**Exercise brief**
Scan the lines below for the string "Create" and report how many lines contain it, giving only the number.

(Items from a data source)
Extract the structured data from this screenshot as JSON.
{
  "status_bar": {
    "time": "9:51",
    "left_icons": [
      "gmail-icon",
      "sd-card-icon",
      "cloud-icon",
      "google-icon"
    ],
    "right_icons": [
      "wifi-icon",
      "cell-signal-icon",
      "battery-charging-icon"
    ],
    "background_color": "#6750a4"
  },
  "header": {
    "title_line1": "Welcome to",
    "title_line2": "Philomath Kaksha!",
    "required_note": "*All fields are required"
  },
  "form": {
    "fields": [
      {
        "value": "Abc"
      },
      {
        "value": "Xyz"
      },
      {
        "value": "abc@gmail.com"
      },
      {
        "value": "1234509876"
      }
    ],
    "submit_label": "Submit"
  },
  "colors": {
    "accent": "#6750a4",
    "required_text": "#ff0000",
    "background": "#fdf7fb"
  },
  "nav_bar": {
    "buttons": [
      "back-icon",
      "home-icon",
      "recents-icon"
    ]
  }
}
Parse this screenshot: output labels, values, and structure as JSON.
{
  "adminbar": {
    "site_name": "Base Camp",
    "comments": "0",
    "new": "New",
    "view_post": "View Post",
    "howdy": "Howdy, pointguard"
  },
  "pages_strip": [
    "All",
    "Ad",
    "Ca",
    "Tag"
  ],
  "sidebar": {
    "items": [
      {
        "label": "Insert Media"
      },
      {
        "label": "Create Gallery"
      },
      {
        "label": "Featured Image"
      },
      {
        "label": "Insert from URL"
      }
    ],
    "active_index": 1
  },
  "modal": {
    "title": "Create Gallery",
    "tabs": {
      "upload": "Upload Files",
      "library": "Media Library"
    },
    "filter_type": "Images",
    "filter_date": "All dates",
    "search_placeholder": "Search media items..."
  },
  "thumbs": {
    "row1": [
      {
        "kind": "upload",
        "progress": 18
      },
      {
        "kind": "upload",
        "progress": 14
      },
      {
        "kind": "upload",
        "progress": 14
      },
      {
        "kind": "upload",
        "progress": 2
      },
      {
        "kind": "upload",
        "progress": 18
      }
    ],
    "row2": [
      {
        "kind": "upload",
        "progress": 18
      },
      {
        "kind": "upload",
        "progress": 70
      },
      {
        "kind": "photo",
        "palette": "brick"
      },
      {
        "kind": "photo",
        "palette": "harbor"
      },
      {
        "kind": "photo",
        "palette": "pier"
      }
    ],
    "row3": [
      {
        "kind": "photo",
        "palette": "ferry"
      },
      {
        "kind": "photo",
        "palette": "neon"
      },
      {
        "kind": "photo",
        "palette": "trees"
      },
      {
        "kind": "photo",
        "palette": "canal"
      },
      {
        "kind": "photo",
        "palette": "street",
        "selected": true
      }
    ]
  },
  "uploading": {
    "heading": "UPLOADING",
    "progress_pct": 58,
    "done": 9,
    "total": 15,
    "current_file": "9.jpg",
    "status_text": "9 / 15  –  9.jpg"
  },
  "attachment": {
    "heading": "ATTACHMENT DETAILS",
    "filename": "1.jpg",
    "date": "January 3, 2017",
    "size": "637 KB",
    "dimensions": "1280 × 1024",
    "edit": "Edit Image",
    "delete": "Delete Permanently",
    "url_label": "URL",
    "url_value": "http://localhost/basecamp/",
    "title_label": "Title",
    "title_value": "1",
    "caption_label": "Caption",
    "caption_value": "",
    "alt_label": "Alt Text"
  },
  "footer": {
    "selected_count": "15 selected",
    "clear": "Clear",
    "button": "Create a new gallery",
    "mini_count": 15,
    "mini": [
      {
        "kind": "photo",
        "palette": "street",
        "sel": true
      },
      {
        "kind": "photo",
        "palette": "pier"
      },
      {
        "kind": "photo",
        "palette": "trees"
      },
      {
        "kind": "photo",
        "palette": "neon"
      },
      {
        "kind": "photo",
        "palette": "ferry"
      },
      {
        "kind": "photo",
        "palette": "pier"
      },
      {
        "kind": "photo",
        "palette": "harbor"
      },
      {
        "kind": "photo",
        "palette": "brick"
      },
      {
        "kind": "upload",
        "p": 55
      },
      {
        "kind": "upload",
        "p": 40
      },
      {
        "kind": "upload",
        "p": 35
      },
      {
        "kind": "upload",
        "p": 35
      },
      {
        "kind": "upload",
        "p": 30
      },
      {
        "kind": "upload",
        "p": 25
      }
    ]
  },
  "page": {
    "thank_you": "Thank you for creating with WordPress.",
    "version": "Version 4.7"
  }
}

**Response below**
3